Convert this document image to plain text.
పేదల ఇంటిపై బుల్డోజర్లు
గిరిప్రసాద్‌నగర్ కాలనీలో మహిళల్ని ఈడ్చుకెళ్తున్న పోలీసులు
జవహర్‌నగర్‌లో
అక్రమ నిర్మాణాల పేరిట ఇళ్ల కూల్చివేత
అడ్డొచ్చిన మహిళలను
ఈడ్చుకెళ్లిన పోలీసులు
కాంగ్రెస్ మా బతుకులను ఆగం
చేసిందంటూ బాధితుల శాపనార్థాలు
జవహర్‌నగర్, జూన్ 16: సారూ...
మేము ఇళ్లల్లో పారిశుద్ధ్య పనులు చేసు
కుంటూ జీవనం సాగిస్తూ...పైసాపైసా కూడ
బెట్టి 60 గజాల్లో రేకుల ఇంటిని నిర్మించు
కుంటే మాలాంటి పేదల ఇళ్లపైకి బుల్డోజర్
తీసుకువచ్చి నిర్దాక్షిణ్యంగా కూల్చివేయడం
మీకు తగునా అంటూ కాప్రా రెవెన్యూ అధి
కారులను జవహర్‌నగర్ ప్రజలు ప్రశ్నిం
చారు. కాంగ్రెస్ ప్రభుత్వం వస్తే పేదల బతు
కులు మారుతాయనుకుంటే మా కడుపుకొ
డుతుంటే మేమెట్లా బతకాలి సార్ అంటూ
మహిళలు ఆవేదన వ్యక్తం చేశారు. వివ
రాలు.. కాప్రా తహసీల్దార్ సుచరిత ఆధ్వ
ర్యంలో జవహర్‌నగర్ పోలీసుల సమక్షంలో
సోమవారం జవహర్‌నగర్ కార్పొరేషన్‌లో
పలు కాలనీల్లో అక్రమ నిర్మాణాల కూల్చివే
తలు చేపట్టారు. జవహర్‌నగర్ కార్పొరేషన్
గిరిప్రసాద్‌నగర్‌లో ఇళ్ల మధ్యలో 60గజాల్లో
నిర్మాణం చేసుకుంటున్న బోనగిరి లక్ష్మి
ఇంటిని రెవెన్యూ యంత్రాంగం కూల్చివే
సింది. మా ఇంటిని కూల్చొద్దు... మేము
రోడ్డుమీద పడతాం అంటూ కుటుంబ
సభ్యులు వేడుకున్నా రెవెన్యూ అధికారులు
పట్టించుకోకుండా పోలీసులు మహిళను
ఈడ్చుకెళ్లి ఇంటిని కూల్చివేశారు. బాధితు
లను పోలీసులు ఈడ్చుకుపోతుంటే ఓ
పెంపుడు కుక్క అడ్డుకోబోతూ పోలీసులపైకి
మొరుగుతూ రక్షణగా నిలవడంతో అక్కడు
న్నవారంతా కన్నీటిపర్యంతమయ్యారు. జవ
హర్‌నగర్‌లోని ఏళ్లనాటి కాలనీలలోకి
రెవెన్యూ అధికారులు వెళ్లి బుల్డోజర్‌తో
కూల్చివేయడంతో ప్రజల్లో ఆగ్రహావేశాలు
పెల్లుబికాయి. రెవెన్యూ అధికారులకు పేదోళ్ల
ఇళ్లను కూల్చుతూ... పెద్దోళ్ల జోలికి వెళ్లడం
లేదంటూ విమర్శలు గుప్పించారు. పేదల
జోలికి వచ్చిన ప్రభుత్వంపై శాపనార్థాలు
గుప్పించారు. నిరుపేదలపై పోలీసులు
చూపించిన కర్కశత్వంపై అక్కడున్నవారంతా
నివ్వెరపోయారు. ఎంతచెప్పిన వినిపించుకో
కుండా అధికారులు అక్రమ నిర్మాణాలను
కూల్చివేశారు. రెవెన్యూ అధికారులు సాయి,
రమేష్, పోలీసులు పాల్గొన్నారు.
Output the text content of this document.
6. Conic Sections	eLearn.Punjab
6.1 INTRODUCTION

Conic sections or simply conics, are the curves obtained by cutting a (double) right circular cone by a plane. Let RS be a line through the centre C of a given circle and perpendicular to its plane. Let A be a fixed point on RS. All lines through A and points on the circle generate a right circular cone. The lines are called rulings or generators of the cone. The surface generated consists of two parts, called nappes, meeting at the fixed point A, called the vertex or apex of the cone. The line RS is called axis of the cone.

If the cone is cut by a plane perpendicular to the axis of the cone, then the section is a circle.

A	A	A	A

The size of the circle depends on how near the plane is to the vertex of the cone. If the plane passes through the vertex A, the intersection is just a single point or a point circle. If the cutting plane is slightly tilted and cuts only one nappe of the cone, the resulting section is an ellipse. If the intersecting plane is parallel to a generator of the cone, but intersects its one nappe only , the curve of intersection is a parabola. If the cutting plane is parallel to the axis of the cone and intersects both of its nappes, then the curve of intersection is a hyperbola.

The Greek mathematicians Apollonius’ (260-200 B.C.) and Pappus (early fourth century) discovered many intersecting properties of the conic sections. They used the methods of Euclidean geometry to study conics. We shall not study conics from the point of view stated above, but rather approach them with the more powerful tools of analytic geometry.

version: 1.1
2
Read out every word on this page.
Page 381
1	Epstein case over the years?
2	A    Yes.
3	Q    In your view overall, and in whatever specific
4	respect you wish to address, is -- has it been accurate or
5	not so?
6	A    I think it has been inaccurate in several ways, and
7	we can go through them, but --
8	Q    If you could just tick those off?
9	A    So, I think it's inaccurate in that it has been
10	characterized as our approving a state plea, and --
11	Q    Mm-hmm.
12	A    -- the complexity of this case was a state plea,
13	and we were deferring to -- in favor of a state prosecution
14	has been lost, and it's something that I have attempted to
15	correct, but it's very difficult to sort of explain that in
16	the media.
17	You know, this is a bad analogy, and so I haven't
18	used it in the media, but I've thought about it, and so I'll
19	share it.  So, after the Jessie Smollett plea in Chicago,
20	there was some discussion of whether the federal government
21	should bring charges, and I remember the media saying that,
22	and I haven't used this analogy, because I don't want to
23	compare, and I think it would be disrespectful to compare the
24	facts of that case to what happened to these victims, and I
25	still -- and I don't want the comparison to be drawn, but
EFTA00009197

◆ Problem requirements
Print the entries exactly. Include every one.

◆ Exercise answer
Convert this document image to plain text.
పేదల ఇంటిపై బుల్డోజర్లు
గిరిప్రసాద్‌నగర్ కాలనీలో మహిళల్ని ఈడ్చుకెళ్తున్న పోలీసులు
జవహర్‌నగర్‌లో
అక్రమ నిర్మాణాల పేరిట ఇళ్ల కూల్చివేత
అడ్డొచ్చిన మహిళలను
ఈడ్చుకెళ్లిన పోలీసులు
కాంగ్రెస్ మా బతుకులను ఆగం
చేసిందంటూ బాధితుల శాపనార్థాలు
జవహర్‌నగర్, జూన్ 16: సారూ...
మేము ఇళ్లల్లో పారిశుద్ధ్య పనులు చేసు
కుంటూ జీవనం సాగిస్తూ...పైసాపైసా కూడ
బెట్టి 60 గజాల్లో రేకుల ఇంటిని నిర్మించు
కుంటే మాలాంటి పేదల ఇళ్లపైకి బుల్డోజర్
తీసుకువచ్చి నిర్దాక్షిణ్యంగా కూల్చివేయడం
మీకు తగునా అంటూ కాప్రా రెవెన్యూ అధి
కారులను జవహర్‌నగర్ ప్రజలు ప్రశ్నిం
చారు. కాంగ్రెస్ ప్రభుత్వం వస్తే పేదల బతు
కులు మారుతాయనుకుంటే మా కడుపుకొ
డుతుంటే మేమెట్లా బతకాలి సార్ అంటూ
మహిళలు ఆవేదన వ్యక్తం చేశారు. వివ
రాలు.. కాప్రా తహసీల్దార్ సుచరిత ఆధ్వ
ర్యంలో జవహర్‌నగర్ పోలీసుల సమక్షంలో
సోమవారం జవహర్‌నగర్ కార్పొరేషన్‌లో
పలు కాలనీల్లో అక్రమ నిర్మాణాల కూల్చివే
తలు చేపట్టారు. జవహర్‌నగర్ కార్పొరేషన్
గిరిప్రసాద్‌నగర్‌లో ఇళ్ల మధ్యలో 60గజాల్లో
నిర్మాణం చేసుకుంటున్న బోనగిరి లక్ష్మి
ఇంటిని రెవెన్యూ యంత్రాంగం కూల్చివే
సింది. మా ఇంటిని కూల్చొద్దు... మేము
రోడ్డుమీద పడతాం అంటూ కుటుంబ
సభ్యులు వేడుకున్నా రెవెన్యూ అధికారులు
పట్టించుకోకుండా పోలీసులు మహిళను
ఈడ్చుకెళ్లి ఇంటిని కూల్చివేశారు. బాధితు
లను పోలీసులు ఈడ్చుకుపోతుంటే ఓ
పెంపుడు కుక్క అడ్డుకోబోతూ పోలీసులపైకి
మొరుగుతూ రక్షణగా నిలవడంతో అక్కడు
న్నవారంతా కన్నీటిపర్యంతమయ్యారు. జవ
హర్‌నగర్‌లోని ఏళ్లనాటి కాలనీలలోకి
రెవెన్యూ అధికారులు వెళ్లి బుల్డోజర్‌తో
కూల్చివేయడంతో ప్రజల్లో ఆగ్రహావేశాలు
పెల్లుబికాయి. రెవెన్యూ అధికారులకు పేదోళ్ల
ఇళ్లను కూల్చుతూ... పెద్దోళ్ల జోలికి వెళ్లడం
లేదంటూ విమర్శలు గుప్పించారు. పేదల
జోలికి వచ్చిన ప్రభుత్వంపై శాపనార్థాలు
గుప్పించారు. నిరుపేదలపై పోలీసులు
చూపించిన కర్కశత్వంపై అక్కడున్నవారంతా
నివ్వెరపోయారు. ఎంతచెప్పిన వినిపించుకో
కుండా అధికారులు అక్రమ నిర్మాణాలను
కూల్చివేశారు. రెవెన్యూ అధికారులు సాయి,
రమేష్, పోలీసులు పాల్గొన్నారు.
Output the text content of this document.
6. Conic Sections	eLearn.Punjab
6.1 INTRODUCTION

Conic sections or simply conics, are the curves obtained by cutting a (double) right circular cone by a plane. Let RS be a line through the centre C of a given circle and perpendicular to its plane. Let A be a fixed point on RS. All lines through A and points on the circle generate a right circular cone. The lines are called rulings or generators of the cone. The surface generated consists of two parts, called nappes, meeting at the fixed point A, called the vertex or apex of the cone. The line RS is called axis of the cone.

If the cone is cut by a plane perpendicular to the axis of the cone, then the section is a circle.

A	A	A	A

The size of the circle depends on how near the plane is to the vertex of the cone. If the plane passes through the vertex A, the intersection is just a single point or a point circle. If the cutting plane is slightly tilted and cuts only one nappe of the cone, the resulting section is an ellipse. If the intersecting plane is parallel to a generator of the cone, but intersects its one nappe only , the curve of intersection is a parabola. If the cutting plane is parallel to the axis of the cone and intersects both of its nappes, then the curve of intersection is a hyperbola.

The Greek mathematicians Apollonius’ (260-200 B.C.) and Pappus (early fourth century) discovered many intersecting properties of the conic sections. They used the methods of Euclidean geometry to study conics. We shall not study conics from the point of view stated above, but rather approach them with the more powerful tools of analytic geometry.

version: 1.1
2
Read out every word on this page.
Page 381
1	Epstein case over the years?
2	A    Yes.
3	Q    In your view overall, and in whatever specific
4	respect you wish to address, is -- has it been accurate or
5	not so?
6	A    I think it has been inaccurate in several ways, and
7	we can go through them, but --
8	Q    If you could just tick those off?
9	A    So, I think it's inaccurate in that it has been
10	characterized as our approving a state plea, and --
11	Q    Mm-hmm.
12	A    -- the complexity of this case was a state plea,
13	and we were deferring to -- in favor of a state prosecution
14	has been lost, and it's something that I have attempted to
15	correct, but it's very difficult to sort of explain that in
16	the media.
17	You know, this is a bad analogy, and so I haven't
18	used it in the media, but I've thought about it, and so I'll
19	share it.  So, after the Jessie Smollett plea in Chicago,
20	there was some discussion of whether the federal government
21	should bring charges, and I remember the media saying that,
22	and I haven't used this analogy, because I don't want to
23	compare, and I think it would be disrespectful to compare the
24	facts of that case to what happened to these victims, and I
25	still -- and I don't want the comparison to be drawn, but
EFTA00009197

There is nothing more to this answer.